## start GIVEN RECORDS
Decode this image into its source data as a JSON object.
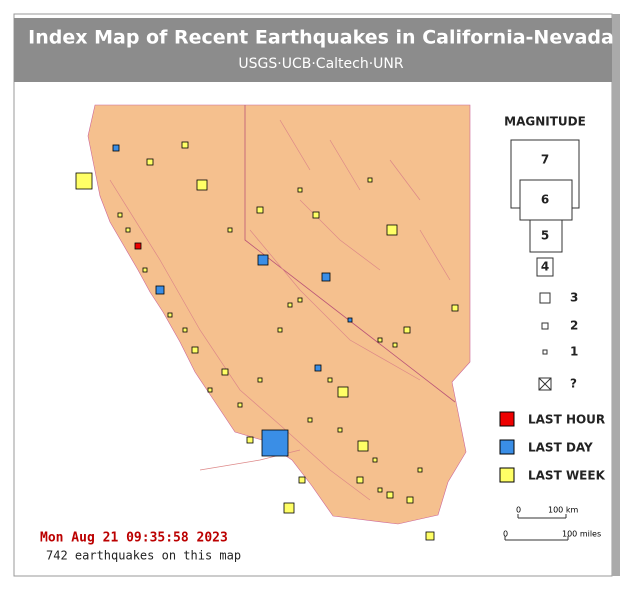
{
  "header": {
    "title": "Index Map of Recent Earthquakes in California-Nevada",
    "subtitle": "USGS·UCB·Caltech·UNR"
  },
  "legend": {
    "title": "MAGNITUDE",
    "sizes": [
      "7",
      "6",
      "5",
      "4",
      "3",
      "2",
      "1",
      "?"
    ],
    "colors": [
      "LAST HOUR",
      "LAST DAY",
      "LAST WEEK"
    ]
  },
  "scale": {
    "km": [
      "0",
      "100 km"
    ],
    "miles": [
      "0",
      "100 miles"
    ]
  },
  "footer": {
    "timestamp": "Mon Aug 21 09:35:58 2023",
    "count": "742 earthquakes on this map"
  }
}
## end GIVEN RECORDS
* EXERCISE REQUIREMENTS: Search the data for the word "this" and copy each line where it appears.

* THE OUTPUT:
Decode this image into its source data as a JSON object.
    "count": "742 earthquakes on this map"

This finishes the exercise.